## Job
Gather every line of the entries that includes the word "high".

### Data lines

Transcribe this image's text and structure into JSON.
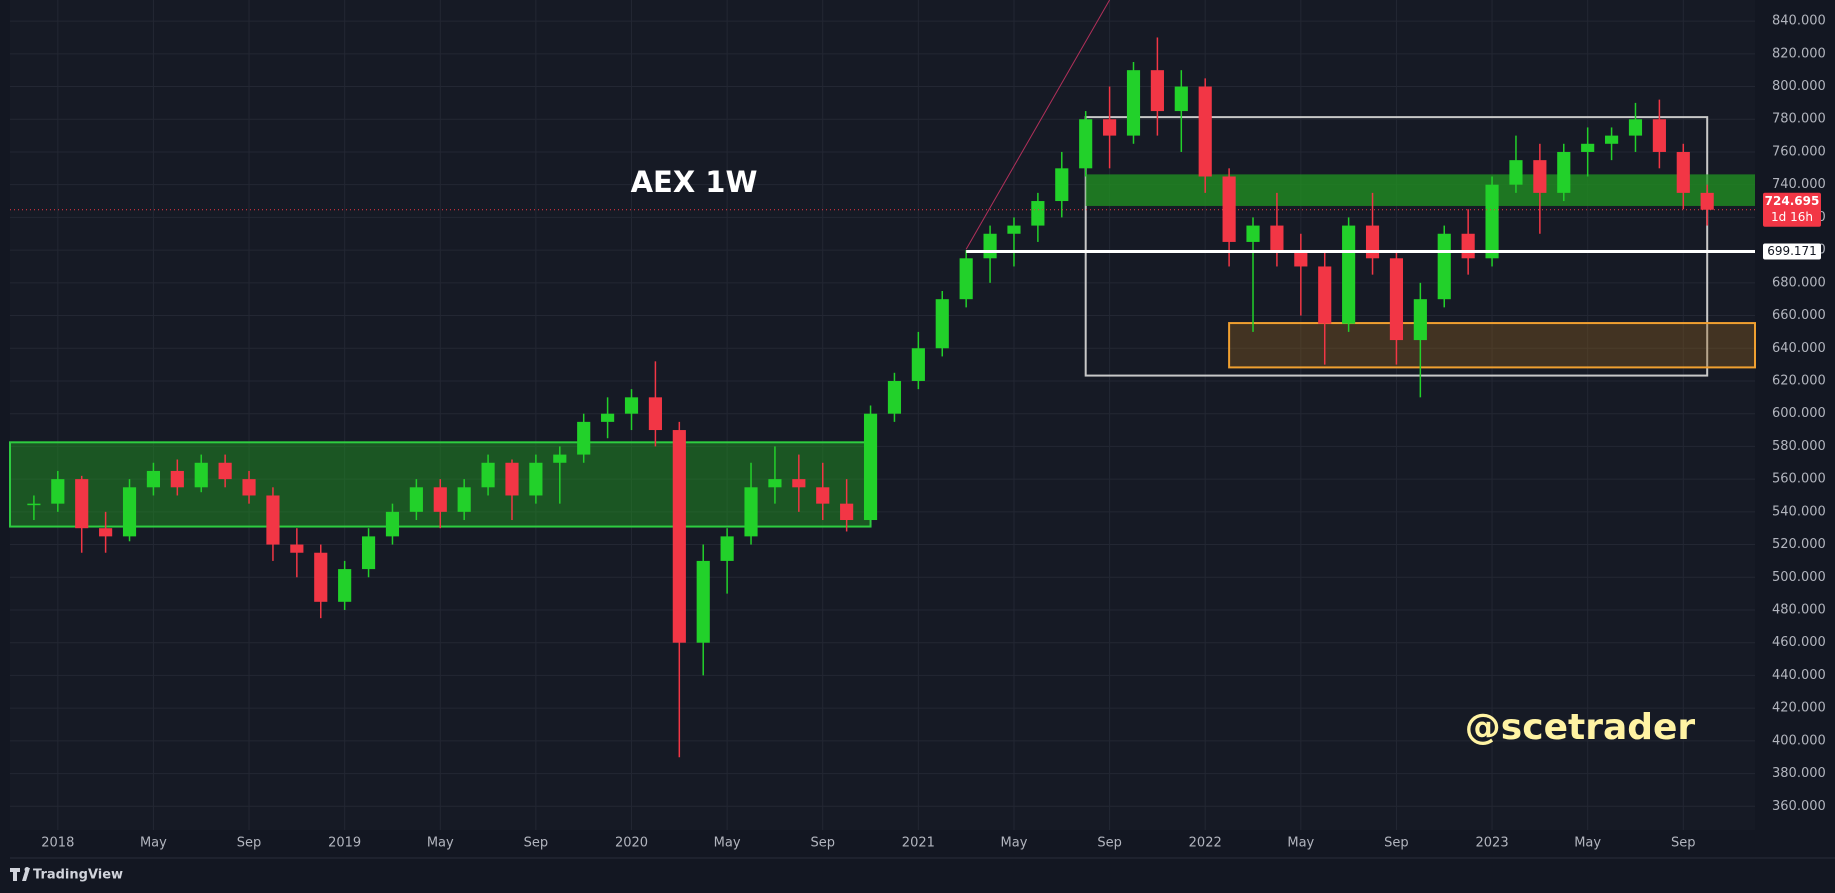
{
  "chart_data": {
    "type": "candlestick",
    "title": "AEX 1W",
    "watermark": "@scetrader",
    "x": [
      "2017-12",
      "2018-01",
      "2018-02",
      "2018-03",
      "2018-04",
      "2018-05",
      "2018-06",
      "2018-07",
      "2018-08",
      "2018-09",
      "2018-10",
      "2018-11",
      "2018-12",
      "2019-01",
      "2019-02",
      "2019-03",
      "2019-04",
      "2019-05",
      "2019-06",
      "2019-07",
      "2019-08",
      "2019-09",
      "2019-10",
      "2019-11",
      "2019-12",
      "2020-01",
      "2020-02",
      "2020-03",
      "2020-04",
      "2020-05",
      "2020-06",
      "2020-07",
      "2020-08",
      "2020-09",
      "2020-10",
      "2020-11",
      "2020-12",
      "2021-01",
      "2021-02",
      "2021-03",
      "2021-04",
      "2021-05",
      "2021-06",
      "2021-07",
      "2021-08",
      "2021-09",
      "2021-10",
      "2021-11",
      "2021-12",
      "2022-01",
      "2022-02",
      "2022-03",
      "2022-04",
      "2022-05",
      "2022-06",
      "2022-07",
      "2022-08",
      "2022-09",
      "2022-10",
      "2022-11",
      "2022-12",
      "2023-01",
      "2023-02",
      "2023-03",
      "2023-04",
      "2023-05",
      "2023-06",
      "2023-07",
      "2023-08",
      "2023-09",
      "2023-10"
    ],
    "open": [
      545,
      545,
      560,
      530,
      525,
      555,
      565,
      555,
      570,
      560,
      550,
      520,
      515,
      485,
      505,
      525,
      540,
      555,
      540,
      555,
      570,
      550,
      570,
      575,
      595,
      600,
      610,
      590,
      460,
      510,
      525,
      555,
      560,
      555,
      545,
      535,
      600,
      620,
      640,
      670,
      695,
      710,
      715,
      730,
      750,
      780,
      770,
      810,
      785,
      800,
      745,
      705,
      715,
      700,
      690,
      655,
      715,
      695,
      645,
      670,
      710,
      695,
      740,
      755,
      735,
      760,
      765,
      770,
      780,
      760,
      735
    ],
    "high": [
      550,
      565,
      562,
      540,
      560,
      570,
      572,
      575,
      575,
      565,
      555,
      530,
      520,
      510,
      530,
      545,
      560,
      560,
      560,
      575,
      572,
      575,
      580,
      600,
      610,
      615,
      632,
      595,
      520,
      530,
      570,
      580,
      575,
      570,
      560,
      605,
      625,
      650,
      675,
      700,
      715,
      720,
      735,
      760,
      785,
      800,
      815,
      830,
      810,
      805,
      750,
      720,
      735,
      710,
      700,
      720,
      735,
      700,
      680,
      715,
      725,
      745,
      770,
      765,
      765,
      775,
      775,
      790,
      792,
      765,
      740
    ],
    "low": [
      535,
      540,
      515,
      515,
      522,
      550,
      550,
      552,
      555,
      545,
      510,
      500,
      475,
      480,
      500,
      520,
      535,
      530,
      535,
      550,
      535,
      545,
      545,
      570,
      585,
      590,
      580,
      390,
      440,
      490,
      520,
      545,
      540,
      535,
      528,
      535,
      595,
      615,
      635,
      665,
      680,
      690,
      705,
      720,
      745,
      750,
      765,
      770,
      760,
      735,
      690,
      650,
      690,
      660,
      630,
      650,
      685,
      630,
      610,
      665,
      685,
      690,
      735,
      710,
      730,
      745,
      755,
      760,
      750,
      725,
      715
    ],
    "close": [
      545,
      560,
      530,
      525,
      555,
      565,
      555,
      570,
      560,
      550,
      520,
      515,
      485,
      505,
      525,
      540,
      555,
      540,
      555,
      570,
      550,
      570,
      575,
      595,
      600,
      610,
      590,
      460,
      510,
      525,
      555,
      560,
      555,
      545,
      535,
      600,
      620,
      640,
      670,
      695,
      710,
      715,
      730,
      750,
      780,
      770,
      810,
      785,
      800,
      745,
      705,
      715,
      700,
      690,
      655,
      715,
      695,
      645,
      670,
      710,
      695,
      740,
      755,
      735,
      760,
      765,
      770,
      780,
      760,
      735,
      724.695
    ],
    "up_color": "#22d12a",
    "down_color": "#f23645",
    "xlim": [
      "2017-11",
      "2023-12"
    ],
    "ylim": [
      345.5,
      852.9
    ],
    "xticks": [
      {
        "value": "2018-01",
        "label": "2018"
      },
      {
        "value": "2018-05",
        "label": "May"
      },
      {
        "value": "2018-09",
        "label": "Sep"
      },
      {
        "value": "2019-01",
        "label": "2019"
      },
      {
        "value": "2019-05",
        "label": "May"
      },
      {
        "value": "2019-09",
        "label": "Sep"
      },
      {
        "value": "2020-01",
        "label": "2020"
      },
      {
        "value": "2020-05",
        "label": "May"
      },
      {
        "value": "2020-09",
        "label": "Sep"
      },
      {
        "value": "2021-01",
        "label": "2021"
      },
      {
        "value": "2021-05",
        "label": "May"
      },
      {
        "value": "2021-09",
        "label": "Sep"
      },
      {
        "value": "2022-01",
        "label": "2022"
      },
      {
        "value": "2022-05",
        "label": "May"
      },
      {
        "value": "2022-09",
        "label": "Sep"
      },
      {
        "value": "2023-01",
        "label": "2023"
      },
      {
        "value": "2023-05",
        "label": "May"
      },
      {
        "value": "2023-09",
        "label": "Sep"
      }
    ],
    "yticks": [
      {
        "value": 360,
        "label": "360.000"
      },
      {
        "value": 380,
        "label": "380.000"
      },
      {
        "value": 400,
        "label": "400.000"
      },
      {
        "value": 420,
        "label": "420.000"
      },
      {
        "value": 440,
        "label": "440.000"
      },
      {
        "value": 460,
        "label": "460.000"
      },
      {
        "value": 480,
        "label": "480.000"
      },
      {
        "value": 500,
        "label": "500.000"
      },
      {
        "value": 520,
        "label": "520.000"
      },
      {
        "value": 540,
        "label": "540.000"
      },
      {
        "value": 560,
        "label": "560.000"
      },
      {
        "value": 580,
        "label": "580.000"
      },
      {
        "value": 600,
        "label": "600.000"
      },
      {
        "value": 620,
        "label": "620.000"
      },
      {
        "value": 640,
        "label": "640.000"
      },
      {
        "value": 660,
        "label": "660.000"
      },
      {
        "value": 680,
        "label": "680.000"
      },
      {
        "value": 700,
        "label": "700.000"
      },
      {
        "value": 720,
        "label": "720.000"
      },
      {
        "value": 740,
        "label": "740.000"
      },
      {
        "value": 760,
        "label": "760.000"
      },
      {
        "value": 780,
        "label": "780.000"
      },
      {
        "value": 800,
        "label": "800.000"
      },
      {
        "value": 820,
        "label": "820.000"
      },
      {
        "value": 840,
        "label": "840.000"
      }
    ],
    "grid": true,
    "last_price": 724.695,
    "countdown": "1d 16h",
    "horizontal_lines": [
      {
        "value": 699.171,
        "from": "2021-03",
        "color": "#ffffff"
      }
    ],
    "zones": [
      {
        "from": "2017-11",
        "to": "2020-11",
        "low": 531,
        "high": 582.5,
        "fill": "rgba(34,160,34,0.45)",
        "stroke": "#2ecc40"
      },
      {
        "from": "2021-08",
        "to": "2023-10",
        "low": 623.3,
        "high": 781.3,
        "fill": "none",
        "stroke": "#c8c8c8"
      },
      {
        "from": "2021-08",
        "to": "2023-12",
        "low": 727,
        "high": 746.3,
        "fill": "rgba(34,150,34,0.75)",
        "stroke": "none"
      },
      {
        "from": "2022-02",
        "to": "2023-12",
        "low": 628.3,
        "high": 655.4,
        "fill": "rgba(150,100,30,0.35)",
        "stroke": "#f0a030"
      }
    ],
    "trendlines": [
      {
        "from": "2021-03",
        "from_value": 700.5,
        "to": "2021-09",
        "to_value": 852.9,
        "color": "#b0305a"
      }
    ]
  },
  "footer": {
    "brand": "TradingView"
  }
}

######

## Task solution
    "high": [
        "high": 582.5,
        "high": 781.3,
        "high": 746.3,
        "high": 655.4,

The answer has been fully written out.